--- Begin Given data ---

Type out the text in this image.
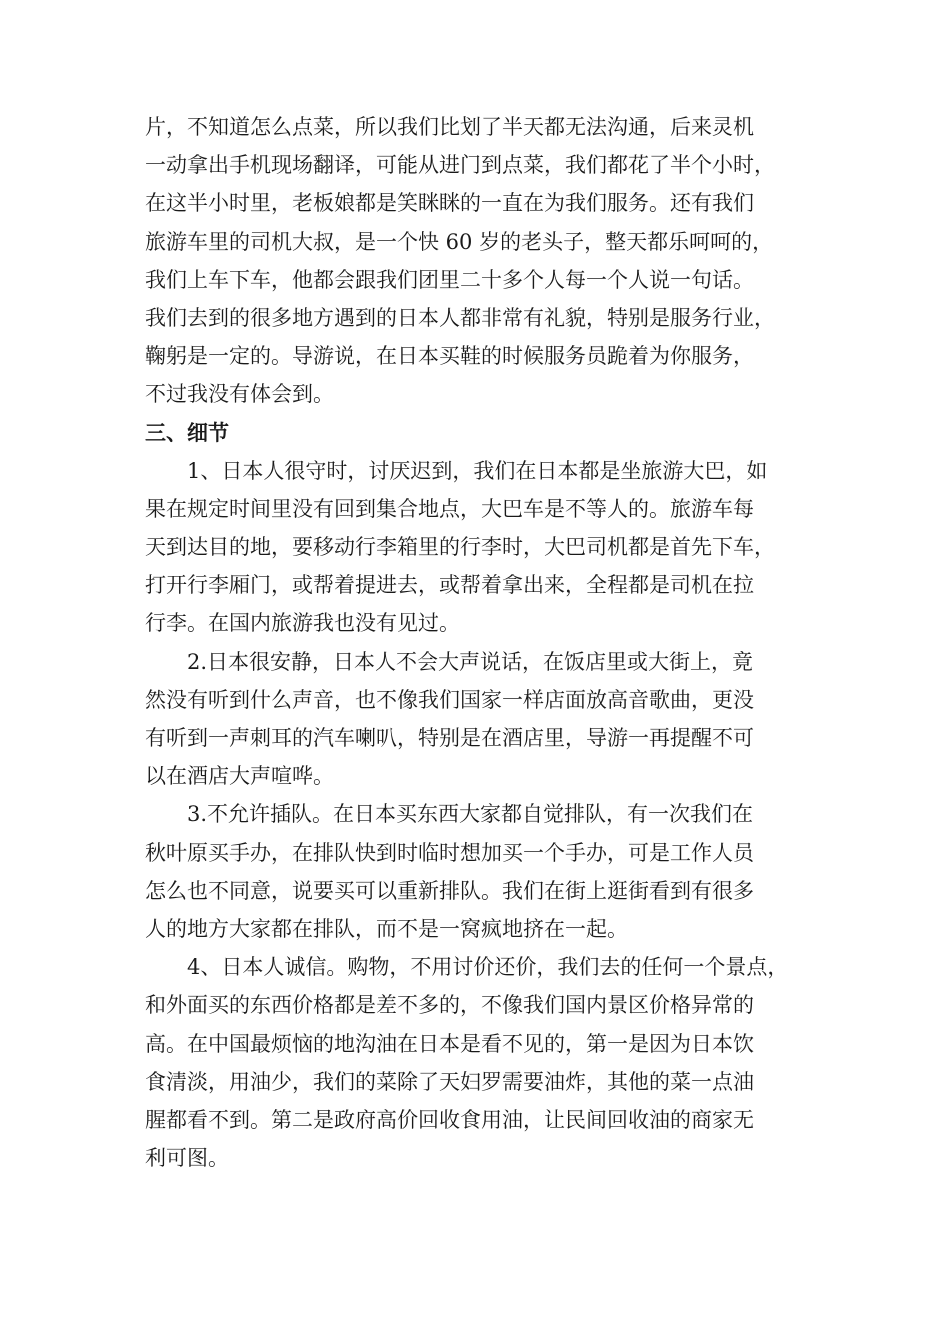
片，不知道怎么点菜，所以我们比划了半天都无法沟通，后来灵机
一动拿出手机现场翻译，可能从进门到点菜，我们都花了半个小时，
在这半小时里，老板娘都是笑眯眯的一直在为我们服务。还有我们
旅游车里的司机大叔，是一个快 60 岁的老头子，整天都乐呵呵的，
我们上车下车，他都会跟我们团里二十多个人每一个人说一句话。
我们去到的很多地方遇到的日本人都非常有礼貌，特别是服务行业，
鞠躬是一定的。导游说，在日本买鞋的时候服务员跪着为你服务，
不过我没有体会到。
三、细节
1、日本人很守时，讨厌迟到，我们在日本都是坐旅游大巴，如
果在规定时间里没有回到集合地点，大巴车是不等人的。旅游车每
天到达目的地，要移动行李箱里的行李时，大巴司机都是首先下车，
打开行李厢门，或帮着提进去，或帮着拿出来，全程都是司机在拉
行李。在国内旅游我也没有见过。
2.日本很安静，日本人不会大声说话，在饭店里或大街上，竟
然没有听到什么声音，也不像我们国家一样店面放高音歌曲，更没
有听到一声刺耳的汽车喇叭，特别是在酒店里，导游一再提醒不可
以在酒店大声喧哗。
3.不允许插队。在日本买东西大家都自觉排队，有一次我们在
秋叶原买手办，在排队快到时临时想加买一个手办，可是工作人员
怎么也不同意，说要买可以重新排队。我们在街上逛街看到有很多
人的地方大家都在排队，而不是一窝疯地挤在一起。
4、日本人诚信。购物，不用讨价还价，我们去的任何一个景点，
和外面买的东西价格都是差不多的，不像我们国内景区价格异常的
高。在中国最烦恼的地沟油在日本是看不见的，第一是因为日本饮
食清淡，用油少，我们的菜除了天妇罗需要油炸，其他的菜一点油
腥都看不到。第二是政府高价回收食用油，让民间回收油的商家无
利可图。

--- End Given data ---

Exercise description: Copy the records exactly as they appear, excluding images.

The answer:
Type out the text in this image.
片，不知道怎么点菜，所以我们比划了半天都无法沟通，后来灵机
一动拿出手机现场翻译，可能从进门到点菜，我们都花了半个小时，
在这半小时里，老板娘都是笑眯眯的一直在为我们服务。还有我们
旅游车里的司机大叔，是一个快 60 岁的老头子，整天都乐呵呵的，
我们上车下车，他都会跟我们团里二十多个人每一个人说一句话。
我们去到的很多地方遇到的日本人都非常有礼貌，特别是服务行业，
鞠躬是一定的。导游说，在日本买鞋的时候服务员跪着为你服务，
不过我没有体会到。
三、细节
1、日本人很守时，讨厌迟到，我们在日本都是坐旅游大巴，如
果在规定时间里没有回到集合地点，大巴车是不等人的。旅游车每
天到达目的地，要移动行李箱里的行李时，大巴司机都是首先下车，
打开行李厢门，或帮着提进去，或帮着拿出来，全程都是司机在拉
行李。在国内旅游我也没有见过。
2.日本很安静，日本人不会大声说话，在饭店里或大街上，竟
然没有听到什么声音，也不像我们国家一样店面放高音歌曲，更没
有听到一声刺耳的汽车喇叭，特别是在酒店里，导游一再提醒不可
以在酒店大声喧哗。
3.不允许插队。在日本买东西大家都自觉排队，有一次我们在
秋叶原买手办，在排队快到时临时想加买一个手办，可是工作人员
怎么也不同意，说要买可以重新排队。我们在街上逛街看到有很多
人的地方大家都在排队，而不是一窝疯地挤在一起。
4、日本人诚信。购物，不用讨价还价，我们去的任何一个景点，
和外面买的东西价格都是差不多的，不像我们国内景区价格异常的
高。在中国最烦恼的地沟油在日本是看不见的，第一是因为日本饮
食清淡，用油少，我们的菜除了天妇罗需要油炸，其他的菜一点油
腥都看不到。第二是政府高价回收食用油，让民间回收油的商家无
利可图。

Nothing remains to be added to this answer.